● **What you will do**
Below are records; work out how many of their lines hold the string "площадки" and give that number alone.

● **Given records**
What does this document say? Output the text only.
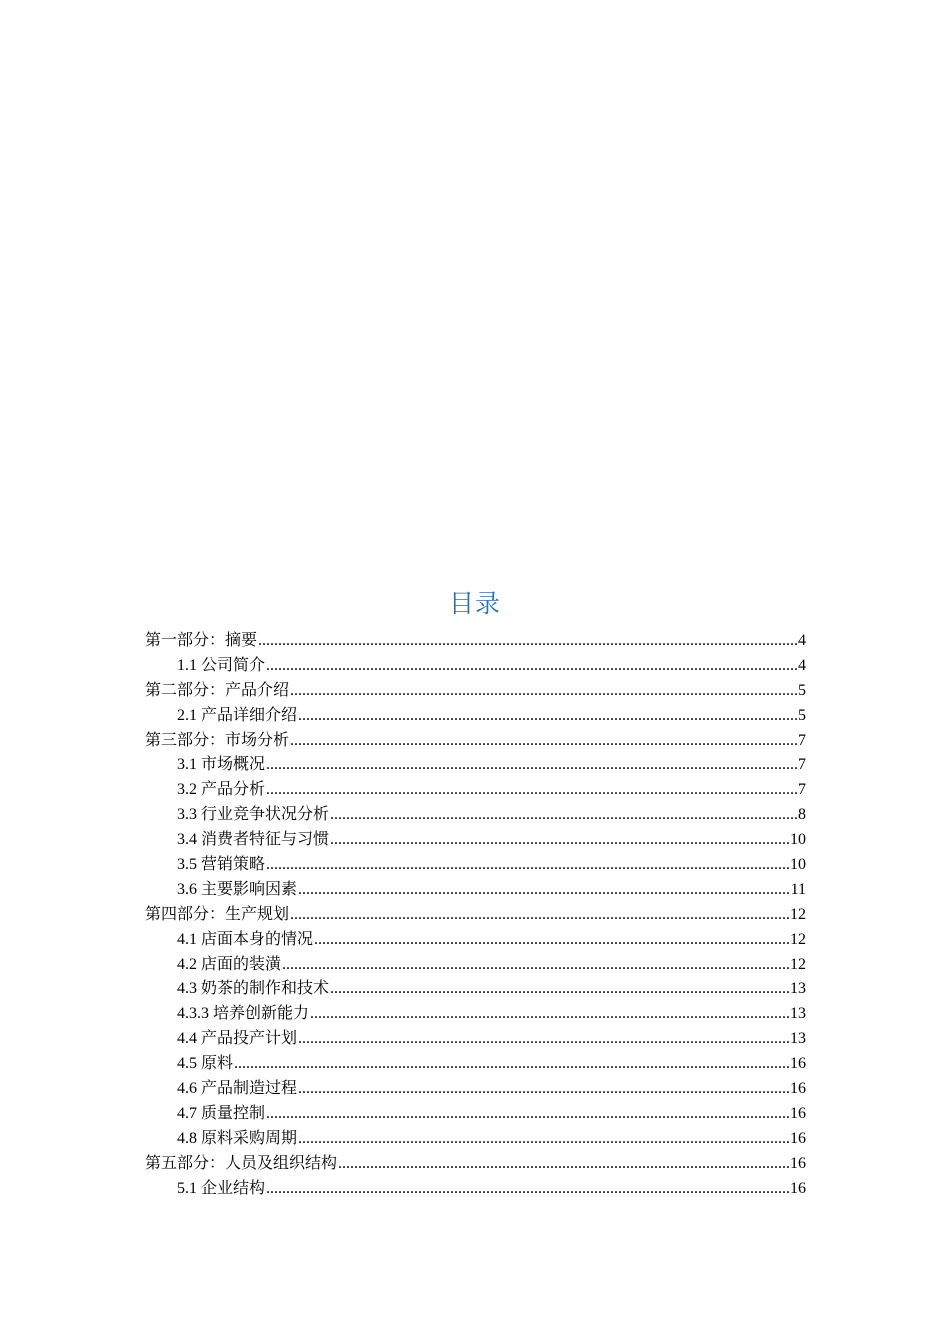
目录
第一部分：摘要 .....	4
1.1 公司简介 .....	4
第二部分：产品介绍 .....	5
2.1 产品详细介绍 .....	5
第三部分：市场分析 .....	7
3.1 市场概况 .....	7
3.2 产品分析 .....	7
3.3 行业竞争状况分析 .....	8
3.4 消费者特征与习惯 .....	10
3.5 营销策略 .....	10
3.6 主要影响因素 .....	11
第四部分：生产规划 .....	12
4.1 店面本身的情况 .....	12
4.2 店面的装潢 .....	12
4.3 奶茶的制作和技术 .....	13
4.3.3 培养创新能力 .....	13
4.4 产品投产计划 .....	13
4.5 原料 .....	16
4.6 产品制造过程 .....	16
4.7 质量控制 .....	16
4.8 原料采购周期 .....	16
第五部分：人员及组织结构 .....	16
5.1 企业结构 .....	16
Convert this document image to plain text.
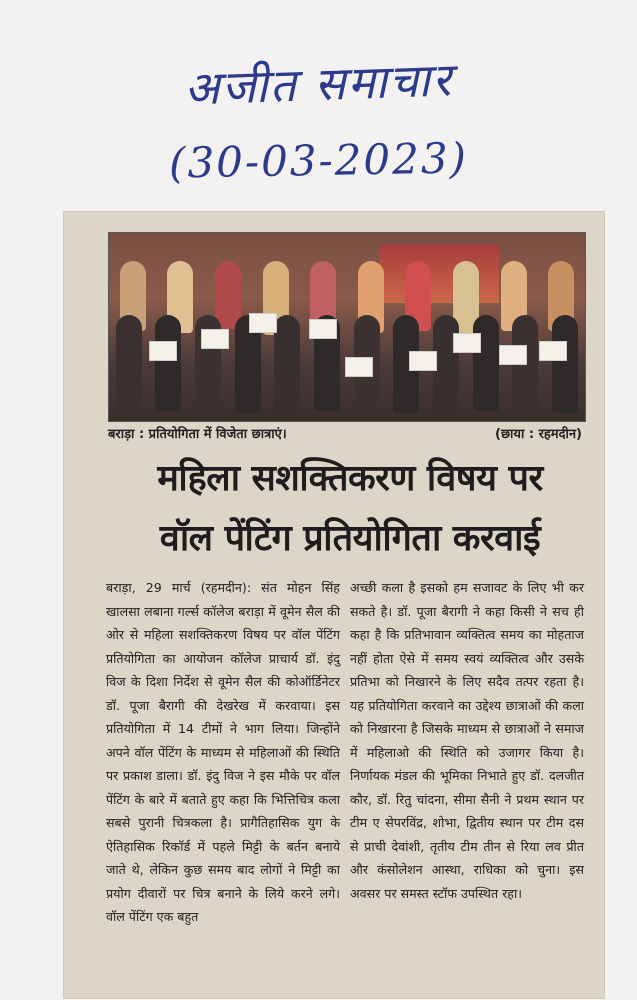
अजीत समाचार
(30-03-2023)
बराड़ा : प्रतियोगिता में विजेता छात्राएं।	(छाया : रहमदीन)
महिला सशक्तिकरण विषय पर
वॉल पेंटिंग प्रतियोगिता करवाई

बराड़ा, 29 मार्च (रहमदीन): संत मोहन सिंह खालसा लबाना गर्ल्स कॉलेज बराड़ा में वूमेन सैल की ओर से महिला सशक्तिकरण विषय पर वॉल पेंटिंग प्रतियोगिता का आयोजन कॉलेज प्राचार्य डॉ. इंदु विज के दिशा निर्देश से वूमेन सैल की कोऑर्डिनेटर डॉ. पूजा बैरागी की देखरेख में करवाया। इस प्रतियोगिता में 14 टीमों ने भाग लिया। जिन्होंने अपने वॉल पेंटिंग के माध्यम से महिलाओं की स्थिति पर प्रकाश डाला। डॉ. इंदु विज ने इस मौके पर वॉल पेंटिंग के बारे में बताते हुए कहा कि भित्तिचित्र कला सबसे पुरानी चित्रकला है। प्रागैतिहासिक युग के ऐतिहासिक रिकॉर्ड में पहले मिट्टी के बर्तन बनाये जाते थे, लेकिन कुछ समय बाद लोगों ने मिट्टी का प्रयोग दीवारों पर चित्र बनाने के लिये करने लगे। वॉल पेंटिंग एक बहुत

अच्छी कला है इसको हम सजावट के लिए भी कर सकते है। डॉ. पूजा बैरागी ने कहा किसी ने सच ही कहा है कि प्रतिभावान व्यक्तित्व समय का मोहताज नहीं होता ऐसे में समय स्वयं व्यक्तित्व और उसके प्रतिभा को निखारने के लिए सदैव तत्पर रहता है। यह प्रतियोगिता करवाने का उद्देश्य छात्राओं की कला को निखारना है जिसके माध्यम से छात्राओं ने समाज में महिलाओ की स्थिति को उजागर किया है। निर्णायक मंडल की भूमिका निभाते हुए डॉ. दलजीत कौर, डॉ. रितु चांदना, सीमा सैनी ने प्रथम स्थान पर टीम ए सेपरविंद्र, शोभा, द्वितीय स्थान पर टीम दस से प्राची देवांशी, तृतीय टीम तीन से रिया लव प्रीत और कंसोलेशन आस्था, राधिका को चुना। इस अवसर पर समस्त स्टॉफ उपस्थित रहा।
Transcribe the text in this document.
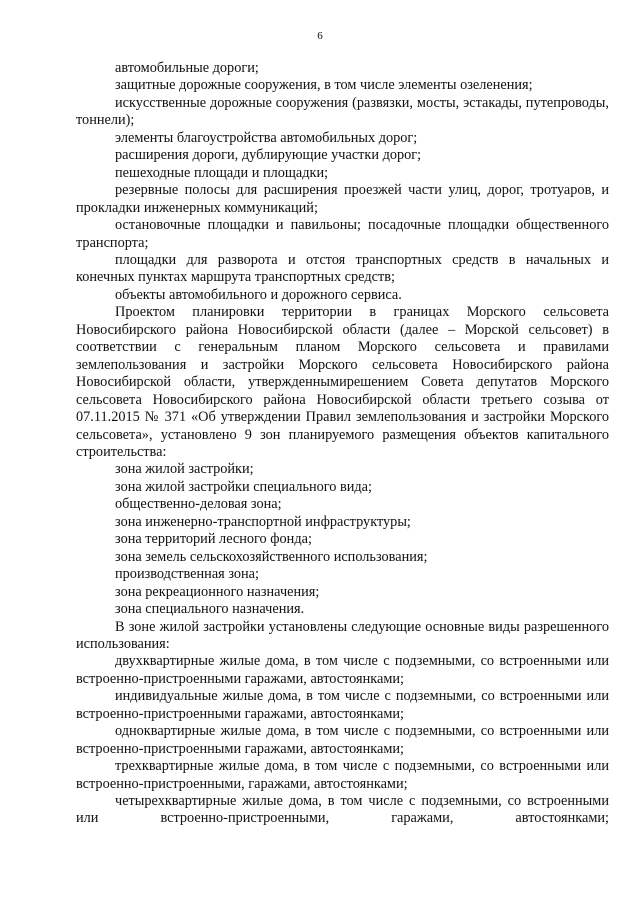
6
автомобильные дороги;
защитные дорожные сооружения, в том числе элементы озеленения;
искусственные дорожные сооружения (развязки, мосты, эстакады, путепроводы, тоннели);
элементы благоустройства автомобильных дорог;
расширения дороги, дублирующие участки дорог;
пешеходные площади и площадки;
резервные полосы для расширения проезжей части улиц, дорог, тротуаров, и прокладки инженерных коммуникаций;
остановочные площадки и павильоны; посадочные площадки общественного транспорта;
площадки для разворота и отстоя транспортных средств в начальных и конечных пунктах маршрута транспортных средств;
объекты автомобильного и дорожного сервиса.
Проектом планировки территории в границах Морского сельсовета Новосибирского района Новосибирской области (далее – Морской сельсовет) в соответствии с генеральным планом Морского сельсовета и правилами землепользования и застройки Морского сельсовета Новосибирского района Новосибирской области, утвержденнымирешением Совета депутатов Морского сельсовета Новосибирского района Новосибирской области третьего созыва от 07.11.2015 № 371 «Об утверждении Правил землепользования и застройки Морского сельсовета», установлено 9 зон планируемого размещения объектов капитального строительства:
зона жилой застройки;
зона жилой застройки специального вида;
общественно-деловая зона;
зона инженерно-транспортной инфраструктуры;
зона территорий лесного фонда;
зона земель сельскохозяйственного использования;
производственная зона;
зона рекреационного назначения;
зона специального назначения.
В зоне жилой застройки установлены следующие основные виды разрешенного использования:
двухквартирные жилые дома, в том числе с подземными, со встроенными или встроенно-пристроенными гаражами, автостоянками;
индивидуальные жилые дома, в том числе с подземными, со встроенными или встроенно-пристроенными гаражами, автостоянками;
одноквартирные жилые дома, в том числе с подземными, со встроенными или встроенно-пристроенными гаражами, автостоянками;
трехквартирные жилые дома, в том числе с подземными, со встроенными или встроенно-пристроенными, гаражами, автостоянками;
четырехквартирные жилые дома, в том числе с подземными, со встроенными или встроенно-пристроенными, гаражами, автостоянками;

● **Solved exercise**
3